> **Requirements**
Report all lines from the entries below in which "Berger" appears.

──────────────────────────────

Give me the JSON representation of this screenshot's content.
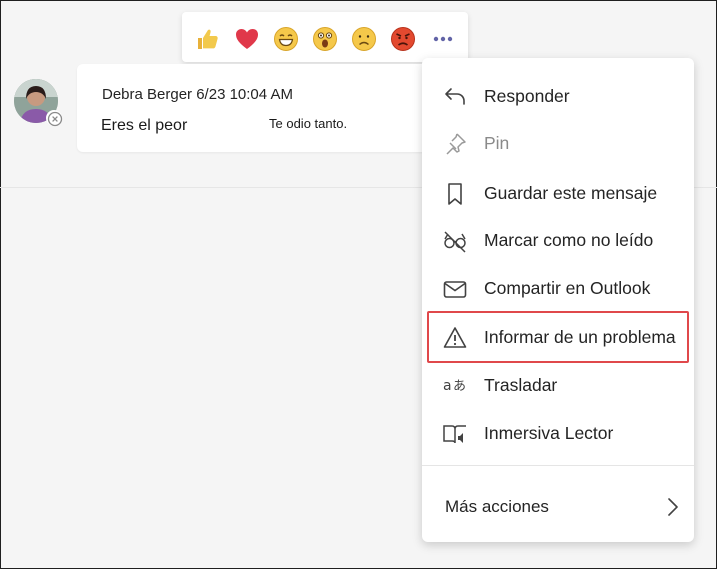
{
  "reactions": [
    {
      "name": "like-icon"
    },
    {
      "name": "heart-icon"
    },
    {
      "name": "laugh-icon"
    },
    {
      "name": "surprised-icon"
    },
    {
      "name": "sad-icon"
    },
    {
      "name": "angry-icon"
    }
  ],
  "message": {
    "sender": "Debra Berger",
    "timestamp": "6/23 10:04 AM",
    "header": "Debra Berger 6/23 10:04 AM",
    "text": "Eres el peor",
    "note": "Te odio tanto."
  },
  "menu": {
    "items": [
      {
        "label": "Responder",
        "icon": "reply-icon",
        "disabled": false
      },
      {
        "label": "Pin",
        "icon": "pin-icon",
        "disabled": true
      },
      {
        "label": "Guardar este mensaje",
        "icon": "bookmark-icon",
        "disabled": false
      },
      {
        "label": "Marcar como no leído",
        "icon": "unread-icon",
        "disabled": false
      },
      {
        "label": "Compartir en Outlook",
        "icon": "mail-icon",
        "disabled": false
      },
      {
        "label": "Informar de un problema",
        "icon": "warning-icon",
        "disabled": false,
        "highlighted": true
      },
      {
        "label": "Trasladar",
        "icon": "translate-icon",
        "disabled": false
      },
      {
        "label": "Inmersiva   Lector",
        "icon": "immersive-reader-icon",
        "disabled": false
      }
    ],
    "more": "Más acciones"
  },
  "colors": {
    "highlight": "#e0484b",
    "accent": "#6264a7"
  }
}
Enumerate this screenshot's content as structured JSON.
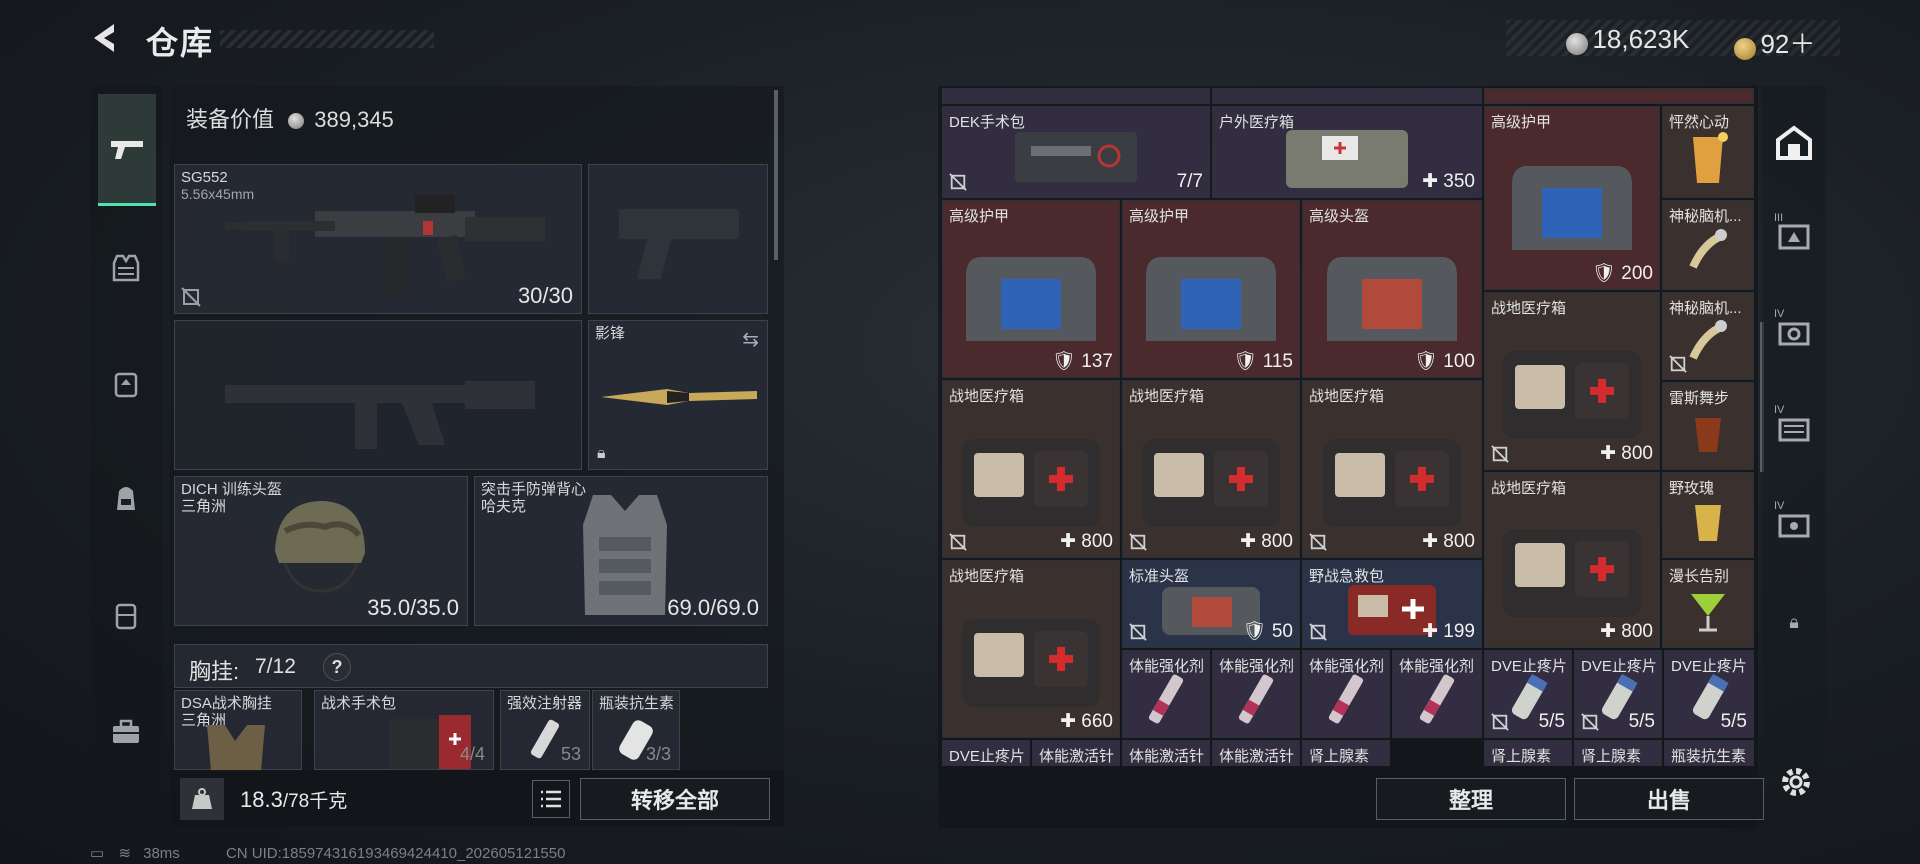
{
  "header": {
    "title": "仓库",
    "currency": [
      {
        "icon": "silver-coin-icon",
        "value": "18,623K"
      },
      {
        "icon": "gold-coin-icon",
        "value": "92＋"
      }
    ]
  },
  "left_nav": {
    "items": [
      {
        "name": "weapons",
        "icon": "pistol-icon",
        "active": true
      },
      {
        "name": "vest",
        "icon": "vest-icon"
      },
      {
        "name": "armor",
        "icon": "armor-icon"
      },
      {
        "name": "backpack",
        "icon": "backpack-icon"
      },
      {
        "name": "case",
        "icon": "case-icon"
      },
      {
        "name": "toolbox",
        "icon": "toolbox-icon"
      }
    ]
  },
  "loadout": {
    "equipment_value_label": "装备价值",
    "equipment_value": "389,345",
    "primary": {
      "name": "SG552",
      "caliber": "5.56x45mm",
      "ammo": "30/30"
    },
    "melee": {
      "name": "影锋"
    },
    "helmet": {
      "name": "DICH 训练头盔",
      "origin": "三角洲",
      "durability": "35.0/35.0"
    },
    "armor": {
      "name": "突击手防弹背心",
      "origin": "哈夫克",
      "durability": "69.0/69.0"
    },
    "chest_rig": {
      "label": "胸挂:",
      "capacity": "7/12",
      "help": "?"
    },
    "chest_items": [
      {
        "name": "DSA战术胸挂",
        "origin": "三角洲"
      },
      {
        "name": "战术手术包",
        "count": "4/4"
      },
      {
        "name": "强效注射器",
        "value": "53"
      },
      {
        "name": "瓶装抗生素",
        "count": "3/3"
      }
    ],
    "weight": {
      "value": "18.3",
      "max": "/78千克"
    },
    "transfer_all": "转移全部"
  },
  "storage": {
    "cells": [
      {
        "label": "DEK手术包",
        "value": "7/7"
      },
      {
        "label": "户外医疗箱",
        "value": "350"
      },
      {
        "label": "高级护甲",
        "value": "200"
      },
      {
        "label": "怦然心动",
        "value": ""
      },
      {
        "label": "高级护甲",
        "value": "137"
      },
      {
        "label": "高级护甲",
        "value": "115"
      },
      {
        "label": "高级头盔",
        "value": "100"
      },
      {
        "label": "神秘脑机...",
        "value": ""
      },
      {
        "label": "战地医疗箱",
        "value": "800"
      },
      {
        "label": "神秘脑机...",
        "value": ""
      },
      {
        "label": "战地医疗箱",
        "value": "800"
      },
      {
        "label": "战地医疗箱",
        "value": "800"
      },
      {
        "label": "战地医疗箱",
        "value": "800"
      },
      {
        "label": "雷斯舞步",
        "value": ""
      },
      {
        "label": "战地医疗箱",
        "value": "800"
      },
      {
        "label": "野玫瑰",
        "value": ""
      },
      {
        "label": "战地医疗箱",
        "value": "660"
      },
      {
        "label": "标准头盔",
        "value": "50"
      },
      {
        "label": "野战急救包",
        "value": "199"
      },
      {
        "label": "漫长告别",
        "value": ""
      },
      {
        "label": "体能强化剂",
        "value": ""
      },
      {
        "label": "体能强化剂",
        "value": ""
      },
      {
        "label": "体能强化剂",
        "value": ""
      },
      {
        "label": "体能强化剂",
        "value": ""
      },
      {
        "label": "DVE止疼片",
        "value": "5/5"
      },
      {
        "label": "DVE止疼片",
        "value": "5/5"
      },
      {
        "label": "DVE止疼片",
        "value": "5/5"
      },
      {
        "label": "DVE止疼片",
        "value": ""
      },
      {
        "label": "体能激活针",
        "value": ""
      },
      {
        "label": "体能激活针",
        "value": ""
      },
      {
        "label": "体能激活针",
        "value": ""
      },
      {
        "label": "肾上腺素",
        "value": ""
      },
      {
        "label": "肾上腺素",
        "value": ""
      },
      {
        "label": "肾上腺素",
        "value": ""
      },
      {
        "label": "瓶装抗生素",
        "value": ""
      }
    ],
    "tidy_button": "整理",
    "sell_button": "出售"
  },
  "right_nav": {
    "icons": [
      "storage-icon",
      "case-iii-icon",
      "case-iv-icon",
      "case-iv-2-icon",
      "case-iv-3-icon",
      "lock-icon",
      "settings-icon"
    ],
    "labels": [
      "III",
      "IV",
      "IV",
      "IV"
    ]
  },
  "status": {
    "ping": "38ms",
    "uid": "CN UID:18597431619346942441​0_202605121550"
  },
  "colors": {
    "accent": "#4fe3b0",
    "cell_red": "#4a2a2d",
    "cell_brown": "#3a302e",
    "cell_blue": "#2a3348"
  }
}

──────────────────────────────

> **Exercise result**
    "sender": "Debra Berger",
    "header": "Debra Berger 6/23 10:04 AM",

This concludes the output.